Work to complete
Please write out exactly the lines that begin at the line containing "Serialize everything readable" and run to the end of the records.

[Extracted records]
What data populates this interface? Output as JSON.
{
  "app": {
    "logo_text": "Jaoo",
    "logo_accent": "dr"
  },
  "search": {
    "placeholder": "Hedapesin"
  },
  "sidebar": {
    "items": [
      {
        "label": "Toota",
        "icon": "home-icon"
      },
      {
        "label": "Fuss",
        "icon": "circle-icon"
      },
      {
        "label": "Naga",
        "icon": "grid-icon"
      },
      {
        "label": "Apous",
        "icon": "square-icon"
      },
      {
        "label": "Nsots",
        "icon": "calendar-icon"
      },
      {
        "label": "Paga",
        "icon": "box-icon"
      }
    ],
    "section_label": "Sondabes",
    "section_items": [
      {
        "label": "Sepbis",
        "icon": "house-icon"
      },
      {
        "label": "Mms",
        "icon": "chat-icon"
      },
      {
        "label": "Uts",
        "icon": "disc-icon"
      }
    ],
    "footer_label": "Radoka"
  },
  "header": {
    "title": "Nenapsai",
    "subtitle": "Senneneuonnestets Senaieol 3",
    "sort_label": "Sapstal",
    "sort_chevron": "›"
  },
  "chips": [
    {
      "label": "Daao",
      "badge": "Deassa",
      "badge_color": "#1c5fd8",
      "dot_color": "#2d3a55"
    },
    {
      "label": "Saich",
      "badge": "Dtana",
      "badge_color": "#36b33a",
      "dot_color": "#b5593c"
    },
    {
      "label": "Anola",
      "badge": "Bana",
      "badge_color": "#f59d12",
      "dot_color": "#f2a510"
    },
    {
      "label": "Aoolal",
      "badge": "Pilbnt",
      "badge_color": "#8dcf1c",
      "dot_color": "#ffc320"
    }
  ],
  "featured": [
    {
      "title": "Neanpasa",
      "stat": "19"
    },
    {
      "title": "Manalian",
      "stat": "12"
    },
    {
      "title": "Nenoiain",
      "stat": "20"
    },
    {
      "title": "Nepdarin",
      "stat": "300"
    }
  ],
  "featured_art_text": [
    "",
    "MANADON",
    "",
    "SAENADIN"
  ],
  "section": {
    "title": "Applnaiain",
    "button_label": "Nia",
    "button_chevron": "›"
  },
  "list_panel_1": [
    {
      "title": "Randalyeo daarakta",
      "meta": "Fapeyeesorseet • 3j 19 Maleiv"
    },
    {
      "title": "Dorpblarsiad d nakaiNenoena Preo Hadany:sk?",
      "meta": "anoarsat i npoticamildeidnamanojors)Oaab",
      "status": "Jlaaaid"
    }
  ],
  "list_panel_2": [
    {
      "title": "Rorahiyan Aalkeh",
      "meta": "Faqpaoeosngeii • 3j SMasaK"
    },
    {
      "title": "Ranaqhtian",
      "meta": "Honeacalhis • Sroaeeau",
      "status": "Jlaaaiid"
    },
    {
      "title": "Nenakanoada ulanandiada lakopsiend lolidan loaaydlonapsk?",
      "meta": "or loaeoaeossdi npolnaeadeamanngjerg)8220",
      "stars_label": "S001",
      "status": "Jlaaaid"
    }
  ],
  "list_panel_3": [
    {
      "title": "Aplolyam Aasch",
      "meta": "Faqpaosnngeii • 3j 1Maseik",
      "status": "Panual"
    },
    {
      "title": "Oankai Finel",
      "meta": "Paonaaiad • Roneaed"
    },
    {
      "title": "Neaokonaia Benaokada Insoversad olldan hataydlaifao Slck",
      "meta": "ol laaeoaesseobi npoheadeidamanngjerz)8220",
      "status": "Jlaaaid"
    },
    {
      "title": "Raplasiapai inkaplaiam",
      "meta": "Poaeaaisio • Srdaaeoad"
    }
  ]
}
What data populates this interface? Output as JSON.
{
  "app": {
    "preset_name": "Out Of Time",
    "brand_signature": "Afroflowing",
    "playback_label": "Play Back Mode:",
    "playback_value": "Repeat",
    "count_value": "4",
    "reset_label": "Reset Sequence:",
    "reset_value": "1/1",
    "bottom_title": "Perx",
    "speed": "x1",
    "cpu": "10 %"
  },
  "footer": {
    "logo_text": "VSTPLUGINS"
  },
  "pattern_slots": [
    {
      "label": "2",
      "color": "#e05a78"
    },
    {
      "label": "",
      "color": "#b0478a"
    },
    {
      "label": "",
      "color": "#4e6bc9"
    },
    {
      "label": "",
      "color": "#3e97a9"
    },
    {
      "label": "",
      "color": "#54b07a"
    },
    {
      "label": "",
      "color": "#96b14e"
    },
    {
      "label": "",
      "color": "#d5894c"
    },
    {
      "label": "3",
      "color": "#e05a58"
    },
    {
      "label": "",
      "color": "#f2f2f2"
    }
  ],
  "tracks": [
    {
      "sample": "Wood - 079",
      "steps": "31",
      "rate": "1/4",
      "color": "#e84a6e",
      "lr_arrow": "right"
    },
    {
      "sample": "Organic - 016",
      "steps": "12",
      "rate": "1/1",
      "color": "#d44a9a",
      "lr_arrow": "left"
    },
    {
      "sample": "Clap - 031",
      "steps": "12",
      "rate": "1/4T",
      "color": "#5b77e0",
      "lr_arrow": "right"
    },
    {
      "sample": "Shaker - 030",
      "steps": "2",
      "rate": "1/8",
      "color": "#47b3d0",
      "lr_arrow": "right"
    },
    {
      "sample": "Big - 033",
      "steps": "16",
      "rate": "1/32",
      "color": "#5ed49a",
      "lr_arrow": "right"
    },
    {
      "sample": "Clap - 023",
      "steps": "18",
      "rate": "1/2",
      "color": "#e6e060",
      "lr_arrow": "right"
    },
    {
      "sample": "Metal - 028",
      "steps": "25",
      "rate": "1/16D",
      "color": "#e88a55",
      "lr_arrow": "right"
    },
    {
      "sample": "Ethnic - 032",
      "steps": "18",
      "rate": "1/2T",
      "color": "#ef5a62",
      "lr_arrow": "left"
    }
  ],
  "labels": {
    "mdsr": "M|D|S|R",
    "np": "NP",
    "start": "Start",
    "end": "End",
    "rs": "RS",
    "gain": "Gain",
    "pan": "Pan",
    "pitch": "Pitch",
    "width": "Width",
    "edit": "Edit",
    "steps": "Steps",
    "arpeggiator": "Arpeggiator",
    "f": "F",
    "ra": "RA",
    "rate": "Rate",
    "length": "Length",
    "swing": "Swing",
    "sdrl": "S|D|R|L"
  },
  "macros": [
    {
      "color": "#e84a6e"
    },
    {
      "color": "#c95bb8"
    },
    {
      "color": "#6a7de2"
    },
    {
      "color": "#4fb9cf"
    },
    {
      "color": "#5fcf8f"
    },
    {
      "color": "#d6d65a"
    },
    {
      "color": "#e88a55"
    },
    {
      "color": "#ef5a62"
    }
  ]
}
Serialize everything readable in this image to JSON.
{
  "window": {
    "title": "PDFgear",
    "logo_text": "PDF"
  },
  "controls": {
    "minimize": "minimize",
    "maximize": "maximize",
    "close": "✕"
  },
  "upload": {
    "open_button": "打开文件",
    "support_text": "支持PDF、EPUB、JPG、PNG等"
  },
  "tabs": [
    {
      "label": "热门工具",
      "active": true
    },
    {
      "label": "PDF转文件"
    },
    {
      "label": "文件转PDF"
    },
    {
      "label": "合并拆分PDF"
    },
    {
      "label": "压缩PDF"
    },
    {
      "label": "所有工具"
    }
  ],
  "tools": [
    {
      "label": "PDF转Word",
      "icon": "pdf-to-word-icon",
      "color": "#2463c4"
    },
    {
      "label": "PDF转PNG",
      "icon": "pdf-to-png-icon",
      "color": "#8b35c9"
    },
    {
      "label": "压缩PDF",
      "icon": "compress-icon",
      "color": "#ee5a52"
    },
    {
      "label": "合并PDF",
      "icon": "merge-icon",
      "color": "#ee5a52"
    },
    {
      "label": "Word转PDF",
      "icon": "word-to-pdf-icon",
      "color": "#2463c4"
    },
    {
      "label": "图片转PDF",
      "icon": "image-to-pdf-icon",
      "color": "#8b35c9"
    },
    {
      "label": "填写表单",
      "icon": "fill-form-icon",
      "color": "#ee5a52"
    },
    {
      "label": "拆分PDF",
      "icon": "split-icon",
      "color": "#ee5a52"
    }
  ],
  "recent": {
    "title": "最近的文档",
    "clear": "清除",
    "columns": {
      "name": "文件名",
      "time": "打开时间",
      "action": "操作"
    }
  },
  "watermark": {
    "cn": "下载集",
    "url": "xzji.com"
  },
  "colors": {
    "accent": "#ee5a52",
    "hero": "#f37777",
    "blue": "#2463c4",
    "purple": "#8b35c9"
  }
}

Response to this task
Serialize everything readable in this image to JSON.
{
  "window": {
    "title": "PDFgear",
    "logo_text": "PDF"
  },
  "controls": {
    "minimize": "minimize",
    "maximize": "maximize",
    "close": "✕"
  },
  "upload": {
    "open_button": "打开文件",
    "support_text": "支持PDF、EPUB、JPG、PNG等"
  },
  "tabs": [
    {
      "label": "热门工具",
      "active": true
    },
    {
      "label": "PDF转文件"
    },
    {
      "label": "文件转PDF"
    },
    {
      "label": "合并拆分PDF"
    },
    {
      "label": "压缩PDF"
    },
    {
      "label": "所有工具"
    }
  ],
  "tools": [
    {
      "label": "PDF转Word",
      "icon": "pdf-to-word-icon",
      "color": "#2463c4"
    },
    {
      "label": "PDF转PNG",
      "icon": "pdf-to-png-icon",
      "color": "#8b35c9"
    },
    {
      "label": "压缩PDF",
      "icon": "compress-icon",
      "color": "#ee5a52"
    },
    {
      "label": "合并PDF",
      "icon": "merge-icon",
      "color": "#ee5a52"
    },
    {
      "label": "Word转PDF",
      "icon": "word-to-pdf-icon",
      "color": "#2463c4"
    },
    {
      "label": "图片转PDF",
      "icon": "image-to-pdf-icon",
      "color": "#8b35c9"
    },
    {
      "label": "填写表单",
      "icon": "fill-form-icon",
      "color": "#ee5a52"
    },
    {
      "label": "拆分PDF",
      "icon": "split-icon",
      "color": "#ee5a52"
    }
  ],
  "recent": {
    "title": "最近的文档",
    "clear": "清除",
    "columns": {
      "name": "文件名",
      "time": "打开时间",
      "action": "操作"
    }
  },
  "watermark": {
    "cn": "下载集",
    "url": "xzji.com"
  },
  "colors": {
    "accent": "#ee5a52",
    "hero": "#f37777",
    "blue": "#2463c4",
    "purple": "#8b35c9"
  }
}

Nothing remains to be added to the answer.